Task brief:
Whatever the records say, set them down exactly.

Supplied material:
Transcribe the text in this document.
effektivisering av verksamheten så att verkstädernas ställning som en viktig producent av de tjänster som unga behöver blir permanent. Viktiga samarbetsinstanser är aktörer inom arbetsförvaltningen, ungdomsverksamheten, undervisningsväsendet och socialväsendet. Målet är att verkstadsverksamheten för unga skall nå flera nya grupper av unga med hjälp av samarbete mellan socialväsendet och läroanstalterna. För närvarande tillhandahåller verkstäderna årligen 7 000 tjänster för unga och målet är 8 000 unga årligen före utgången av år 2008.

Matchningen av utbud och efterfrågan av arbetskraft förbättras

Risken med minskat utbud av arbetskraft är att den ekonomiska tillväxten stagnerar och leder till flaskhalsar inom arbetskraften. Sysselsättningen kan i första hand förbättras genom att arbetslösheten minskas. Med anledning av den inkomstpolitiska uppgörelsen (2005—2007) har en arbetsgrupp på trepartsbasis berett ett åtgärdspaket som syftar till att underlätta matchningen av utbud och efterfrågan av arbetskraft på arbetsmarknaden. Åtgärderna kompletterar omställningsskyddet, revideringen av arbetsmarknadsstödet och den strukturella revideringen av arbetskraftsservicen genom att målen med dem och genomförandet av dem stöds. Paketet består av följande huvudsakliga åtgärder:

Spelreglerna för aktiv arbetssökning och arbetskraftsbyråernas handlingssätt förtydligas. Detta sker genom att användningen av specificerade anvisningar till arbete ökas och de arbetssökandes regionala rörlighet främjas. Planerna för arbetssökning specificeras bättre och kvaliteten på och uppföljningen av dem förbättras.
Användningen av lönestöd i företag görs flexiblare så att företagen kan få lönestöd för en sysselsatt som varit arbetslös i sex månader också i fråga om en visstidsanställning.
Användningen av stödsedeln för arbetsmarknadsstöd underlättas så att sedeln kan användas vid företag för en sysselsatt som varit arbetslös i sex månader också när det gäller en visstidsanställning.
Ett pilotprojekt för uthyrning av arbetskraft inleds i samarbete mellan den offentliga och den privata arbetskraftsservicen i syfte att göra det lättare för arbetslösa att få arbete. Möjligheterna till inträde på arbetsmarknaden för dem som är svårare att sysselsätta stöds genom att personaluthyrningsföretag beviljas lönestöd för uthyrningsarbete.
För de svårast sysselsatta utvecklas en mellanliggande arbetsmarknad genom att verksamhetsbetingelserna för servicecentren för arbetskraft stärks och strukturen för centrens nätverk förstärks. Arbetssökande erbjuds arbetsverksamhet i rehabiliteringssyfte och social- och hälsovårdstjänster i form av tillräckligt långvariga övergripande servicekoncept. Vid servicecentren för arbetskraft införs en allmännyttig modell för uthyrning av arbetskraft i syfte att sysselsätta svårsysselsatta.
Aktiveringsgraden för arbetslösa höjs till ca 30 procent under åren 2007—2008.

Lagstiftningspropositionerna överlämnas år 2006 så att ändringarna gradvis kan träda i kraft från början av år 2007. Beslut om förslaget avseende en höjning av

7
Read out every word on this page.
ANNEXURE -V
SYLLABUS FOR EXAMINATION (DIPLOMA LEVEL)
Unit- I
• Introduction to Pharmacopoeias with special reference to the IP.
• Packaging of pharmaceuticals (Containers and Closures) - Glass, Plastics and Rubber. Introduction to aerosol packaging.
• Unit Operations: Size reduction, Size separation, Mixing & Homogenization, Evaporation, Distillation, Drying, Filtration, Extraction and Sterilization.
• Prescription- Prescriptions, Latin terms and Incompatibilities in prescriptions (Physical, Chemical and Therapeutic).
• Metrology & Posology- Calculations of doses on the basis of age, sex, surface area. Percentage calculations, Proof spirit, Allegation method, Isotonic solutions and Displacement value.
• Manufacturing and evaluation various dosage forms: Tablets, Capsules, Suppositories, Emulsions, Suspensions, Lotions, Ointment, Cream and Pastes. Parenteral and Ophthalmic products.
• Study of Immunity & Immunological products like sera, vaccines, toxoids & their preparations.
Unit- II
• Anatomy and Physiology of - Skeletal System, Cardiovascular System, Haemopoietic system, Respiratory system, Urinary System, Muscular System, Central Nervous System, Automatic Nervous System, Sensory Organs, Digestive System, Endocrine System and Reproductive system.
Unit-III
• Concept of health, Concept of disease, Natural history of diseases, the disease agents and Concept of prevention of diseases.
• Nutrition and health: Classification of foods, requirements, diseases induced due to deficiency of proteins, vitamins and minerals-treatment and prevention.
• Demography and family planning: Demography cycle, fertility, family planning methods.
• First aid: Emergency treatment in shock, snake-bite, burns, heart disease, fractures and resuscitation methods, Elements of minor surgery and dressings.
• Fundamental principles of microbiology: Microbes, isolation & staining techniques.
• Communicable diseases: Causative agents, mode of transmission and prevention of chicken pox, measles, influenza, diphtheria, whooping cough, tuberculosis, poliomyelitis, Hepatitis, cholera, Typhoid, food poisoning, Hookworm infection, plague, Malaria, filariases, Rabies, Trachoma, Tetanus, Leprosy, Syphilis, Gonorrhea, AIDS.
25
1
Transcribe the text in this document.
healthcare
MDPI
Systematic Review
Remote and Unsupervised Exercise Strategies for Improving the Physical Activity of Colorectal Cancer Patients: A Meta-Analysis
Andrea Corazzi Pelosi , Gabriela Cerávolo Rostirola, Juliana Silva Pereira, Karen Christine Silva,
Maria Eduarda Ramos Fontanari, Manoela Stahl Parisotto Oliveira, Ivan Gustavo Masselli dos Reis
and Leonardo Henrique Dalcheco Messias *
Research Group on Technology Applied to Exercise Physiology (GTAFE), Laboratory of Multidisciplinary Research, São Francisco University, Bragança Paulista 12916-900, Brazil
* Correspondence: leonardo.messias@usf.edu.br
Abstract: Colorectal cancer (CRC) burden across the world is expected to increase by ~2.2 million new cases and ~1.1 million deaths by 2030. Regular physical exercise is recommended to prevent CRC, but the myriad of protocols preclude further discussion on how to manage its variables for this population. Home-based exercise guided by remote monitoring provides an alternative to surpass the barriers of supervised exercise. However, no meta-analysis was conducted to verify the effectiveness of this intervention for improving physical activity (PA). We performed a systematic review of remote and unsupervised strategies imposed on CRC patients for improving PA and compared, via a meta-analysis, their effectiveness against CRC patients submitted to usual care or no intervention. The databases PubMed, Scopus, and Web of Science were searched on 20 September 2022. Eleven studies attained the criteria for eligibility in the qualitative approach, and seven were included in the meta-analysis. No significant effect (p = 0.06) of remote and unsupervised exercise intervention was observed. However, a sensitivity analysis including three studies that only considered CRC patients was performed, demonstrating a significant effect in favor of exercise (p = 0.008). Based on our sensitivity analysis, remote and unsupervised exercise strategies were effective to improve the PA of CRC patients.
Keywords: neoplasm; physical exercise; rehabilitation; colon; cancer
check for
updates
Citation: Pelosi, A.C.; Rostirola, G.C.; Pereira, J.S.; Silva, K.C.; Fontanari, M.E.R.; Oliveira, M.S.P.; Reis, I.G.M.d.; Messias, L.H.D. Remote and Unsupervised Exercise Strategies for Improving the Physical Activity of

Answer to the exercise:
Transcribe the text in this document.
effektivisering av verksamheten så att verkstädernas ställning som en viktig producent av de tjänster som unga behöver blir permanent. Viktiga samarbetsinstanser är aktörer inom arbetsförvaltningen, ungdomsverksamheten, undervisningsväsendet och socialväsendet. Målet är att verkstadsverksamheten för unga skall nå flera nya grupper av unga med hjälp av samarbete mellan socialväsendet och läroanstalterna. För närvarande tillhandahåller verkstäderna årligen 7 000 tjänster för unga och målet är 8 000 unga årligen före utgången av år 2008.

Matchningen av utbud och efterfrågan av arbetskraft förbättras

Risken med minskat utbud av arbetskraft är att den ekonomiska tillväxten stagnerar och leder till flaskhalsar inom arbetskraften. Sysselsättningen kan i första hand förbättras genom att arbetslösheten minskas. Med anledning av den inkomstpolitiska uppgörelsen (2005—2007) har en arbetsgrupp på trepartsbasis berett ett åtgärdspaket som syftar till att underlätta matchningen av utbud och efterfrågan av arbetskraft på arbetsmarknaden. Åtgärderna kompletterar omställningsskyddet, revideringen av arbetsmarknadsstödet och den strukturella revideringen av arbetskraftsservicen genom att målen med dem och genomförandet av dem stöds. Paketet består av följande huvudsakliga åtgärder:

Spelreglerna för aktiv arbetssökning och arbetskraftsbyråernas handlingssätt förtydligas. Detta sker genom att användningen av specificerade anvisningar till arbete ökas och de arbetssökandes regionala rörlighet främjas. Planerna för arbetssökning specificeras bättre och kvaliteten på och uppföljningen av dem förbättras.
Användningen av lönestöd i företag görs flexiblare så att företagen kan få lönestöd för en sysselsatt som varit arbetslös i sex månader också i fråga om en visstidsanställning.
Användningen av stödsedeln för arbetsmarknadsstöd underlättas så att sedeln kan användas vid företag för en sysselsatt som varit arbetslös i sex månader också när det gäller en visstidsanställning.
Ett pilotprojekt för uthyrning av arbetskraft inleds i samarbete mellan den offentliga och den privata arbetskraftsservicen i syfte att göra det lättare för arbetslösa att få arbete. Möjligheterna till inträde på arbetsmarknaden för dem som är svårare att sysselsätta stöds genom att personaluthyrningsföretag beviljas lönestöd för uthyrningsarbete.
För de svårast sysselsatta utvecklas en mellanliggande arbetsmarknad genom att verksamhetsbetingelserna för servicecentren för arbetskraft stärks och strukturen för centrens nätverk förstärks. Arbetssökande erbjuds arbetsverksamhet i rehabiliteringssyfte och social- och hälsovårdstjänster i form av tillräckligt långvariga övergripande servicekoncept. Vid servicecentren för arbetskraft införs en allmännyttig modell för uthyrning av arbetskraft i syfte att sysselsätta svårsysselsatta.
Aktiveringsgraden för arbetslösa höjs till ca 30 procent under åren 2007—2008.

Lagstiftningspropositionerna överlämnas år 2006 så att ändringarna gradvis kan träda i kraft från början av år 2007. Beslut om förslaget avseende en höjning av

7
Read out every word on this page.
ANNEXURE -V
SYLLABUS FOR EXAMINATION (DIPLOMA LEVEL)
Unit- I
• Introduction to Pharmacopoeias with special reference to the IP.
• Packaging of pharmaceuticals (Containers and Closures) - Glass, Plastics and Rubber. Introduction to aerosol packaging.
• Unit Operations: Size reduction, Size separation, Mixing & Homogenization, Evaporation, Distillation, Drying, Filtration, Extraction and Sterilization.
• Prescription- Prescriptions, Latin terms and Incompatibilities in prescriptions (Physical, Chemical and Therapeutic).
• Metrology & Posology- Calculations of doses on the basis of age, sex, surface area. Percentage calculations, Proof spirit, Allegation method, Isotonic solutions and Displacement value.
• Manufacturing and evaluation various dosage forms: Tablets, Capsules, Suppositories, Emulsions, Suspensions, Lotions, Ointment, Cream and Pastes. Parenteral and Ophthalmic products.
• Study of Immunity & Immunological products like sera, vaccines, toxoids & their preparations.
Unit- II
• Anatomy and Physiology of - Skeletal System, Cardiovascular System, Haemopoietic system, Respiratory system, Urinary System, Muscular System, Central Nervous System, Automatic Nervous System, Sensory Organs, Digestive System, Endocrine System and Reproductive system.
Unit-III
• Concept of health, Concept of disease, Natural history of diseases, the disease agents and Concept of prevention of diseases.
• Nutrition and health: Classification of foods, requirements, diseases induced due to deficiency of proteins, vitamins and minerals-treatment and prevention.
• Demography and family planning: Demography cycle, fertility, family planning methods.
• First aid: Emergency treatment in shock, snake-bite, burns, heart disease, fractures and resuscitation methods, Elements of minor surgery and dressings.
• Fundamental principles of microbiology: Microbes, isolation & staining techniques.
• Communicable diseases: Causative agents, mode of transmission and prevention of chicken pox, measles, influenza, diphtheria, whooping cough, tuberculosis, poliomyelitis, Hepatitis, cholera, Typhoid, food poisoning, Hookworm infection, plague, Malaria, filariases, Rabies, Trachoma, Tetanus, Leprosy, Syphilis, Gonorrhea, AIDS.
25
1
Transcribe the text in this document.
healthcare
MDPI
Systematic Review
Remote and Unsupervised Exercise Strategies for Improving the Physical Activity of Colorectal Cancer Patients: A Meta-Analysis
Andrea Corazzi Pelosi , Gabriela Cerávolo Rostirola, Juliana Silva Pereira, Karen Christine Silva,
Maria Eduarda Ramos Fontanari, Manoela Stahl Parisotto Oliveira, Ivan Gustavo Masselli dos Reis
and Leonardo Henrique Dalcheco Messias *
Research Group on Technology Applied to Exercise Physiology (GTAFE), Laboratory of Multidisciplinary Research, São Francisco University, Bragança Paulista 12916-900, Brazil
* Correspondence: leonardo.messias@usf.edu.br
Abstract: Colorectal cancer (CRC) burden across the world is expected to increase by ~2.2 million new cases and ~1.1 million deaths by 2030. Regular physical exercise is recommended to prevent CRC, but the myriad of protocols preclude further discussion on how to manage its variables for this population. Home-based exercise guided by remote monitoring provides an alternative to surpass the barriers of supervised exercise. However, no meta-analysis was conducted to verify the effectiveness of this intervention for improving physical activity (PA). We performed a systematic review of remote and unsupervised strategies imposed on CRC patients for improving PA and compared, via a meta-analysis, their effectiveness against CRC patients submitted to usual care or no intervention. The databases PubMed, Scopus, and Web of Science were searched on 20 September 2022. Eleven studies attained the criteria for eligibility in the qualitative approach, and seven were included in the meta-analysis. No significant effect (p = 0.06) of remote and unsupervised exercise intervention was observed. However, a sensitivity analysis including three studies that only considered CRC patients was performed, demonstrating a significant effect in favor of exercise (p = 0.008). Based on our sensitivity analysis, remote and unsupervised exercise strategies were effective to improve the PA of CRC patients.
Keywords: neoplasm; physical exercise; rehabilitation; colon; cancer
check for
updates
Citation: Pelosi, A.C.; Rostirola, G.C.; Pereira, J.S.; Silva, K.C.; Fontanari, M.E.R.; Oliveira, M.S.P.; Reis, I.G.M.d.; Messias, L.H.D. Remote and Unsupervised Exercise Strategies for Improving the Physical Activity of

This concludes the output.